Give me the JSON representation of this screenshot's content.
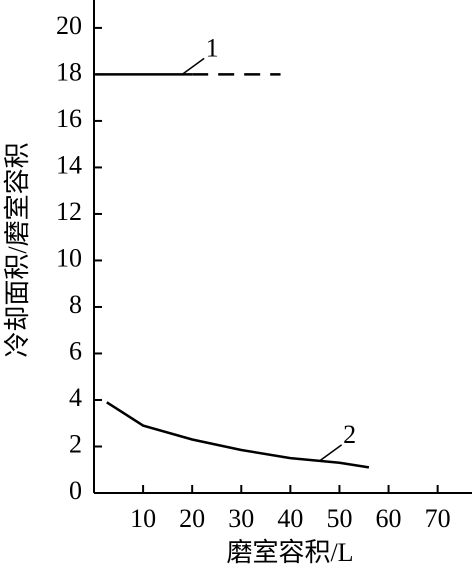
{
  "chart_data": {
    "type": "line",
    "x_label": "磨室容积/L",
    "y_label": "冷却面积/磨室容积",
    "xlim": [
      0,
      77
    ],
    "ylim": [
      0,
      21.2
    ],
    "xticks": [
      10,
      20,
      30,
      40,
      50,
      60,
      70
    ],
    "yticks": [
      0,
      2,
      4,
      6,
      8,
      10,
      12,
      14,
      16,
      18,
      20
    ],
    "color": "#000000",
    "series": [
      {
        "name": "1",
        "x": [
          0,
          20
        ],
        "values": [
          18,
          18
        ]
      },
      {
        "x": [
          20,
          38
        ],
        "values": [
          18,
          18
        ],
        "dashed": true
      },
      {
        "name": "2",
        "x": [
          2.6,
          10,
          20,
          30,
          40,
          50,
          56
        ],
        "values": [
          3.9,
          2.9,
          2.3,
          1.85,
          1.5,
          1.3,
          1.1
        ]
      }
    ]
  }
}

⁂

WHAT TO DO ▸
The pictures should not be reproduced; quote all of the other material exactly.

TASK RESULT ▸
Give me the JSON representation of this screenshot's content.
{
  "chart_data": {
    "type": "line",
    "x_label": "磨室容积/L",
    "y_label": "冷却面积/磨室容积",
    "xlim": [
      0,
      77
    ],
    "ylim": [
      0,
      21.2
    ],
    "xticks": [
      10,
      20,
      30,
      40,
      50,
      60,
      70
    ],
    "yticks": [
      0,
      2,
      4,
      6,
      8,
      10,
      12,
      14,
      16,
      18,
      20
    ],
    "color": "#000000",
    "series": [
      {
        "name": "1",
        "x": [
          0,
          20
        ],
        "values": [
          18,
          18
        ]
      },
      {
        "x": [
          20,
          38
        ],
        "values": [
          18,
          18
        ],
        "dashed": true
      },
      {
        "name": "2",
        "x": [
          2.6,
          10,
          20,
          30,
          40,
          50,
          56
        ],
        "values": [
          3.9,
          2.9,
          2.3,
          1.85,
          1.5,
          1.3,
          1.1
        ]
      }
    ]
  }
}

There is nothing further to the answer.